Dataset records
______________________________
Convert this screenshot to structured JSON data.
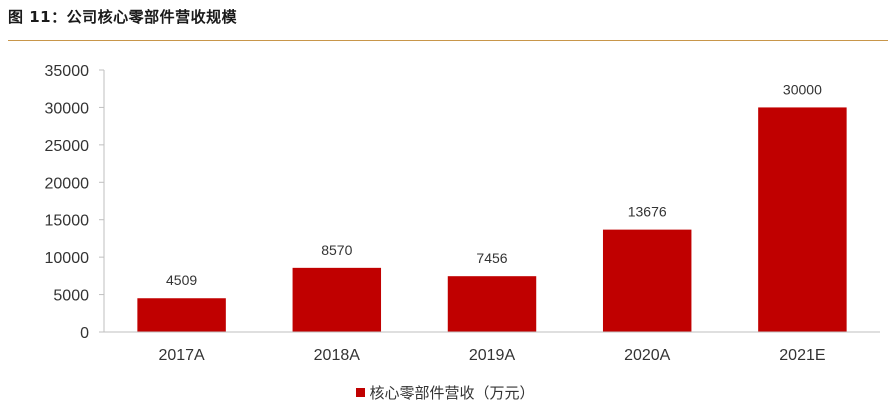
{
  "figure": {
    "title": "图 11：公司核心零部件营收规模"
  },
  "chart_data": {
    "type": "bar",
    "title": "图 11：公司核心零部件营收规模",
    "categories": [
      "2017A",
      "2018A",
      "2019A",
      "2020A",
      "2021E"
    ],
    "series": [
      {
        "name": "核心零部件营收（万元）",
        "values": [
          4509,
          8570,
          7456,
          13676,
          30000
        ],
        "color": "#c00000"
      }
    ],
    "ylim": [
      0,
      35000
    ],
    "yticks": [
      0,
      5000,
      10000,
      15000,
      20000,
      25000,
      30000,
      35000
    ],
    "xlabel": "",
    "ylabel": "",
    "grid": false,
    "legend_position": "bottom"
  }
}
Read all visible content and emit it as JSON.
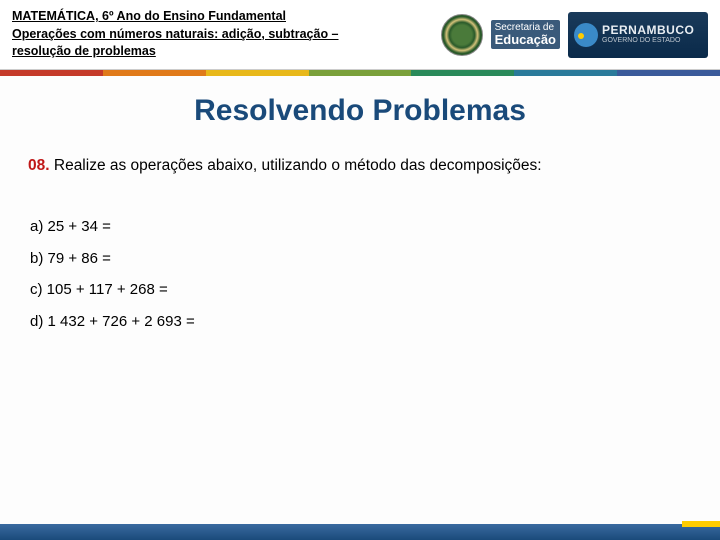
{
  "header": {
    "line1": "MATEMÁTICA, 6º Ano do Ensino Fundamental",
    "line2": "Operações com números naturais: adição, subtração –",
    "line3": "resolução de problemas",
    "sec_small": "Secretaria de",
    "sec_big": "Educação",
    "pe_name": "PERNAMBUCO",
    "pe_sub": "GOVERNO DO ESTADO"
  },
  "stripe_colors": [
    "#c53a2a",
    "#e07a1a",
    "#e8b81a",
    "#7aa03a",
    "#2a8a5a",
    "#2a7a9a",
    "#3a5a9a"
  ],
  "title": "Resolvendo Problemas",
  "question": {
    "num": "08.",
    "text": "Realize as operações abaixo, utilizando o método das decomposições:"
  },
  "items": {
    "a": "a)  25 + 34 =",
    "b": "b)  79 + 86 =",
    "c": "c)  105 + 117 + 268 =",
    "d": "d)  1 432 + 726 + 2 693 ="
  }
}
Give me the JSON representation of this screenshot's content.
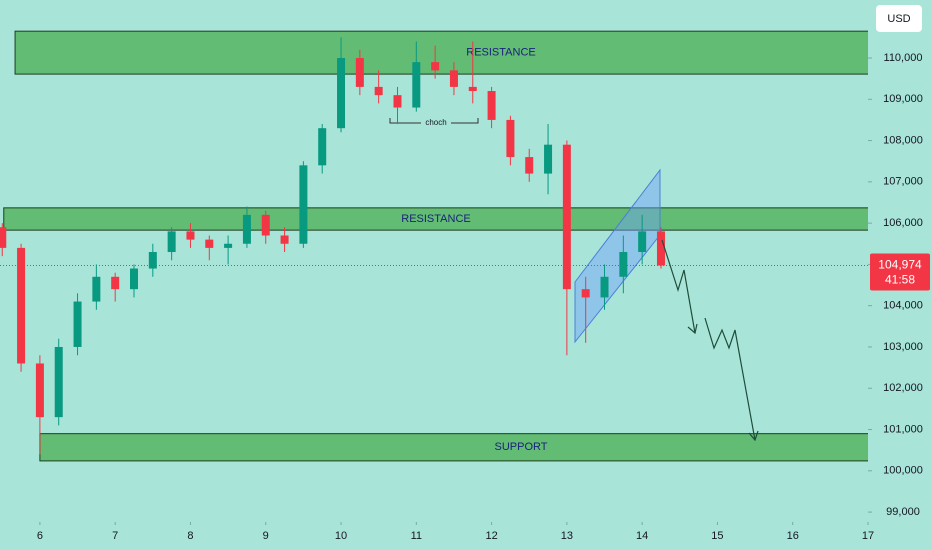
______________________________
STATED GOAL. Copy each line above that contains the string "content".

WRITTEN SOLUTION.
Read all visible content and emit it as JSON.
Give me the JSON representation of this screenshot's content.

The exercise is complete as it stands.